Exercise: Lift every line from the entries that includes the word "delle".

Records supplied:
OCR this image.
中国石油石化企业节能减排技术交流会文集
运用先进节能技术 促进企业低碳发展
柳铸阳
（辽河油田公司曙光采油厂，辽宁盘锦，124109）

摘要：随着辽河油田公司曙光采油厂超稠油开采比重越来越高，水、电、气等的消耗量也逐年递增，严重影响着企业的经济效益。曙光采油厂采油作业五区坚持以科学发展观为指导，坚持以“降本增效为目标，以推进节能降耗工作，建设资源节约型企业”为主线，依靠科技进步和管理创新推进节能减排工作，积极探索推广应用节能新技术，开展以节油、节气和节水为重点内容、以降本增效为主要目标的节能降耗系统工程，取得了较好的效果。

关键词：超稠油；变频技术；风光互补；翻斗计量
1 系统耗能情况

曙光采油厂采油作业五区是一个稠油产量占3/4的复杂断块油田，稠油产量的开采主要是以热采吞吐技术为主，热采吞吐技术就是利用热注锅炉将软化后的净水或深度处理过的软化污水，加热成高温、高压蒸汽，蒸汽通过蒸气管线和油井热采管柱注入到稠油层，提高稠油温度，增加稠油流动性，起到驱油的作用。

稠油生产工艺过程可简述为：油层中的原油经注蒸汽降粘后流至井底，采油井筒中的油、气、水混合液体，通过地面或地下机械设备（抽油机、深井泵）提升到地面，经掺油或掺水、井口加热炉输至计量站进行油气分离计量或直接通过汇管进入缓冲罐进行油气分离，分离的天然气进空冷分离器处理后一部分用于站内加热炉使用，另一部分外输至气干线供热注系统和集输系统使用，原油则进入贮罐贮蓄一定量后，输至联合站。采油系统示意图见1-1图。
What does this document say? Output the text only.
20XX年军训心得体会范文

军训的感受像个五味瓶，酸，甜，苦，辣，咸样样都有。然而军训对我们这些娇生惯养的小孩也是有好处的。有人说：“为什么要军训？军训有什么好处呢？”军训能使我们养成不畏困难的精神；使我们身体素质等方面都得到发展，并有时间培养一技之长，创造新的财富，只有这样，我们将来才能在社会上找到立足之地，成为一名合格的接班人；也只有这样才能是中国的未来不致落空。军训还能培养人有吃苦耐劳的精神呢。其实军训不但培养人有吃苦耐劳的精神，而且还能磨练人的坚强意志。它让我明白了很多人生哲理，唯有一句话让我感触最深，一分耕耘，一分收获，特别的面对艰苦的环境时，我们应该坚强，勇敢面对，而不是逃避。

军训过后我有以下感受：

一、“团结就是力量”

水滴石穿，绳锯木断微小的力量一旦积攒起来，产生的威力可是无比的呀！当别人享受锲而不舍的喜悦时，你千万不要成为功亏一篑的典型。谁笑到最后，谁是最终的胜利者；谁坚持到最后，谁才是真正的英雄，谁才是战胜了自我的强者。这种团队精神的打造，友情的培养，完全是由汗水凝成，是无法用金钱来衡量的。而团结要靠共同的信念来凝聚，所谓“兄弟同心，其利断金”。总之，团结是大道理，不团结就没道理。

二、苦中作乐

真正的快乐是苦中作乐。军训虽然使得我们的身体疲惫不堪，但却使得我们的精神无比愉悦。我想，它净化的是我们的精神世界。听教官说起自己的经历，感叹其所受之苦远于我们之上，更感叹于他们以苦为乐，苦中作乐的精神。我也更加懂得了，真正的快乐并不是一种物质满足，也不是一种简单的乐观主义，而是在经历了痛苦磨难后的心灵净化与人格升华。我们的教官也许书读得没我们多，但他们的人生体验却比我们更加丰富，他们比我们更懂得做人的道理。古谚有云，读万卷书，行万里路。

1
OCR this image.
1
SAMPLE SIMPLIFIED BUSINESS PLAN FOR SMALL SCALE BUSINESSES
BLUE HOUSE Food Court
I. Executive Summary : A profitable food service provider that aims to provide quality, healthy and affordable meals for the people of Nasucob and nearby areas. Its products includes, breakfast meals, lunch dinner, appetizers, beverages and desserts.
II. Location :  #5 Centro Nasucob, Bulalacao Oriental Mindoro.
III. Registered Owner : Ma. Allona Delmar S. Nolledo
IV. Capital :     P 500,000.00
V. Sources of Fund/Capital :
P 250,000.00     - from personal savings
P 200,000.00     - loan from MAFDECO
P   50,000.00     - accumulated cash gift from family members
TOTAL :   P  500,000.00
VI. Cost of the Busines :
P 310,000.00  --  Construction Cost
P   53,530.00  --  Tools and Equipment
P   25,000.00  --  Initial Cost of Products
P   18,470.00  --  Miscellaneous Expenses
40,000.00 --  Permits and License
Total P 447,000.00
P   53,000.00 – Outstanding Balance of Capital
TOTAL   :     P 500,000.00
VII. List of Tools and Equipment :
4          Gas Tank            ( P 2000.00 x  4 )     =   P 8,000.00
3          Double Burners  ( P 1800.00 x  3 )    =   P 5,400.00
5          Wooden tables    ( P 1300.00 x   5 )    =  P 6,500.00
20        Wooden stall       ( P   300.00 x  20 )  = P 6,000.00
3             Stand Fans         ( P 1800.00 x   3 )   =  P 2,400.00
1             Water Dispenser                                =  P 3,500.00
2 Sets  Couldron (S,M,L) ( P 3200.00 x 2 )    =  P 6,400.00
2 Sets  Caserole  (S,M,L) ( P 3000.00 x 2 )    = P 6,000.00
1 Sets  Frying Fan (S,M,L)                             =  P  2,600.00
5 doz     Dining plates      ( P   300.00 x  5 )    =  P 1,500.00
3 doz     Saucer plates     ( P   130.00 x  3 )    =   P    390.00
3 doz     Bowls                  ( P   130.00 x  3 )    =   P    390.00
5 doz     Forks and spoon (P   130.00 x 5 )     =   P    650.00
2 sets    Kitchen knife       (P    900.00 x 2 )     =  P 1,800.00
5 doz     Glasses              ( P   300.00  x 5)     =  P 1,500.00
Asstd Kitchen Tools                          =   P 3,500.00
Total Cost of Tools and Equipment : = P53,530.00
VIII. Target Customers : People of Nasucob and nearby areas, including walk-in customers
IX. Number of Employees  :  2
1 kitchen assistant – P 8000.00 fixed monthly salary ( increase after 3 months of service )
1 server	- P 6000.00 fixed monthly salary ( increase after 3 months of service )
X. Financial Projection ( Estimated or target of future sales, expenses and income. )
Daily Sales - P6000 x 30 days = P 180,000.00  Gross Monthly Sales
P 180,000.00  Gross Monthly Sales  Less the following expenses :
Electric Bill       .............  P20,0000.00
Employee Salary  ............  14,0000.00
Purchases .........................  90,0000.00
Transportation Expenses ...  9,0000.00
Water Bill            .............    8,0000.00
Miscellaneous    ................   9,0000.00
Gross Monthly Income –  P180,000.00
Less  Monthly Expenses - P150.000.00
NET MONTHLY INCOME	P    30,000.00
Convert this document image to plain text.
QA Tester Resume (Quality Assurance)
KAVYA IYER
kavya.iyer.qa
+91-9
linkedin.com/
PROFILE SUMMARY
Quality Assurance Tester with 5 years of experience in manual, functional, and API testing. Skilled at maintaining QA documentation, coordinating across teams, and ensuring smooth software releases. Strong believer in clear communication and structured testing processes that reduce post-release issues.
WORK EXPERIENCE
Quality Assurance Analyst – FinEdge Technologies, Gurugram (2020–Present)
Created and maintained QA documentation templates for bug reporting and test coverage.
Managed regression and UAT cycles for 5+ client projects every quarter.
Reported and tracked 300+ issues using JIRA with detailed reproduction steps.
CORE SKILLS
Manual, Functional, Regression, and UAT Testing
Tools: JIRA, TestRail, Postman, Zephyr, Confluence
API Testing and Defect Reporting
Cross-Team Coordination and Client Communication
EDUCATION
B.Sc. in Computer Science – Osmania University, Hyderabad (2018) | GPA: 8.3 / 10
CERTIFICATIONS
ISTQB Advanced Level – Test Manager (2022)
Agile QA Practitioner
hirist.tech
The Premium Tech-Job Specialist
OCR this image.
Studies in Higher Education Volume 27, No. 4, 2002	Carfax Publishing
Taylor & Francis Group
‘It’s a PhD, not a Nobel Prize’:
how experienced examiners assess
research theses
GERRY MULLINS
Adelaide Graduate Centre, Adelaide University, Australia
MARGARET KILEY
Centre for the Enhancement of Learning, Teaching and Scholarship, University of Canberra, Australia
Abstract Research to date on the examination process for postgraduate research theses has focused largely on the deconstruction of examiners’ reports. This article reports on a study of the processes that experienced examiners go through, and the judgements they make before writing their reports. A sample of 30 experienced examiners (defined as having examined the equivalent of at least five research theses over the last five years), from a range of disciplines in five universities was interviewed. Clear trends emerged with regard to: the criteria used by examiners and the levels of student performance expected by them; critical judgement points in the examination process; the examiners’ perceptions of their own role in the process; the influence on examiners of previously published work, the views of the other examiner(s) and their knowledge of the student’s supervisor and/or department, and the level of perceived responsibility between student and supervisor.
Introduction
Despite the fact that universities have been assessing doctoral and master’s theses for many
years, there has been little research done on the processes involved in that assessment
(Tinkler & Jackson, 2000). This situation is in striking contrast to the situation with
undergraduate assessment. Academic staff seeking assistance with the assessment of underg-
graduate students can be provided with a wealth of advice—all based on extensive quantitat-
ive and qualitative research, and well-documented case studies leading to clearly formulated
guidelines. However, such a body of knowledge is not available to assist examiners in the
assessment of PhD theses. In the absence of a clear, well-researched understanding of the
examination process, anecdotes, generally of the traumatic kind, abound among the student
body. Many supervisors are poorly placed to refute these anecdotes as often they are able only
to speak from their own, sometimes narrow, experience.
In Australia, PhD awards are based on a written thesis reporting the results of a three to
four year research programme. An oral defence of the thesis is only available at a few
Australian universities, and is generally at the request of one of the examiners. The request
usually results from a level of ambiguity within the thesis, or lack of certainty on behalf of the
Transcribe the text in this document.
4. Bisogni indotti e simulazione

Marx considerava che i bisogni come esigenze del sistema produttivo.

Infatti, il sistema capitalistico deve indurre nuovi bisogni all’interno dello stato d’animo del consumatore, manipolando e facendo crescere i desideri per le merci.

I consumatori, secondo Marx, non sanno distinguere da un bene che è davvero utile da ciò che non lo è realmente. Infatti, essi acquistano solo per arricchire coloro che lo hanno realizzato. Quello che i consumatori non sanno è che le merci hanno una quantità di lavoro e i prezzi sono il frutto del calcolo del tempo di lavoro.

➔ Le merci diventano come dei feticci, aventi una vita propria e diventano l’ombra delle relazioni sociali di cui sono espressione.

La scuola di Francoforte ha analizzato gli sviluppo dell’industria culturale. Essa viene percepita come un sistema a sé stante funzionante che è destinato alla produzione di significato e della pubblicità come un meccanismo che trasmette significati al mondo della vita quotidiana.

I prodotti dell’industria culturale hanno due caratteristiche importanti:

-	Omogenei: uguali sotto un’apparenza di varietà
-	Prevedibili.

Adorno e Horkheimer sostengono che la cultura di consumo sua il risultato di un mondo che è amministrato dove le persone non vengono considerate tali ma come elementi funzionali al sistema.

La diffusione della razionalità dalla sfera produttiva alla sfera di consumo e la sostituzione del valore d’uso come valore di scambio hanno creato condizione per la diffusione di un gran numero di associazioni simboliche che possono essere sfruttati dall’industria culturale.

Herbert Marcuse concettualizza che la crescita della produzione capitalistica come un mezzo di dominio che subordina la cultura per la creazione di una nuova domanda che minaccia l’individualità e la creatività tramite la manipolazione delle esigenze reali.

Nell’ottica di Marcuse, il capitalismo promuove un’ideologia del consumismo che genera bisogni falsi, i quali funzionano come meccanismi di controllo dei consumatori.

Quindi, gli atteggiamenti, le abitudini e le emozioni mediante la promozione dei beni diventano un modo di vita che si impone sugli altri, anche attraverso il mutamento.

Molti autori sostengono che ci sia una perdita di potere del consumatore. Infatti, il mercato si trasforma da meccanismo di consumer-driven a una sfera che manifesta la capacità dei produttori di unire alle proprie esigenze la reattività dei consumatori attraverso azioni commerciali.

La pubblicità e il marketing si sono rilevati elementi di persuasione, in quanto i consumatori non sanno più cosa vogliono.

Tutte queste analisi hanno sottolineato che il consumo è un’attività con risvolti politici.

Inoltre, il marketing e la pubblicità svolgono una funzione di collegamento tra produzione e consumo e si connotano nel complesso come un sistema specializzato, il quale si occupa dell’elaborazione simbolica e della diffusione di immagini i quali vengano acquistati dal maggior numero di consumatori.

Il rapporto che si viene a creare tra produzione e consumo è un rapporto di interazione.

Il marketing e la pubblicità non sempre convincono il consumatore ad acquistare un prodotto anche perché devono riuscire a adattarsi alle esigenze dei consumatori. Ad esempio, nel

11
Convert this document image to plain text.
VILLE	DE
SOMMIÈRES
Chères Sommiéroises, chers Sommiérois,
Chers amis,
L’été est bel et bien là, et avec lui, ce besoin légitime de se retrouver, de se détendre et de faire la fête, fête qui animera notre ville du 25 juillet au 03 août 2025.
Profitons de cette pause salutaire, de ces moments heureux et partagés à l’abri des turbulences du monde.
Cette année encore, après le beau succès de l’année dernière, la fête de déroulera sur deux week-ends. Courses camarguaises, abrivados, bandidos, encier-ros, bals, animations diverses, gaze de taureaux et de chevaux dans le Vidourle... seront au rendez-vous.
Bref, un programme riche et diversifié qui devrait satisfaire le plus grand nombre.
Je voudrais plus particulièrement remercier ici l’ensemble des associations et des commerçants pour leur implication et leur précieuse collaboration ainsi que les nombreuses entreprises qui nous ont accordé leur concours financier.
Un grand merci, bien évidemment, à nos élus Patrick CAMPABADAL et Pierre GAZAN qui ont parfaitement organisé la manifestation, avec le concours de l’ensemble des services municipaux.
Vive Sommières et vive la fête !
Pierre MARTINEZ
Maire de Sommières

Output below:
➔ Le merci diventano come dei feticci, aventi una vita propria e diventano l’ombra delle relazioni sociali di cui sono espressione.
Herbert Marcuse concettualizza che la crescita della produzione capitalistica come un mezzo di dominio che subordina la cultura per la creazione di una nuova domanda che minaccia l’individualità e la creatività tramite la manipolazione delle esigenze reali.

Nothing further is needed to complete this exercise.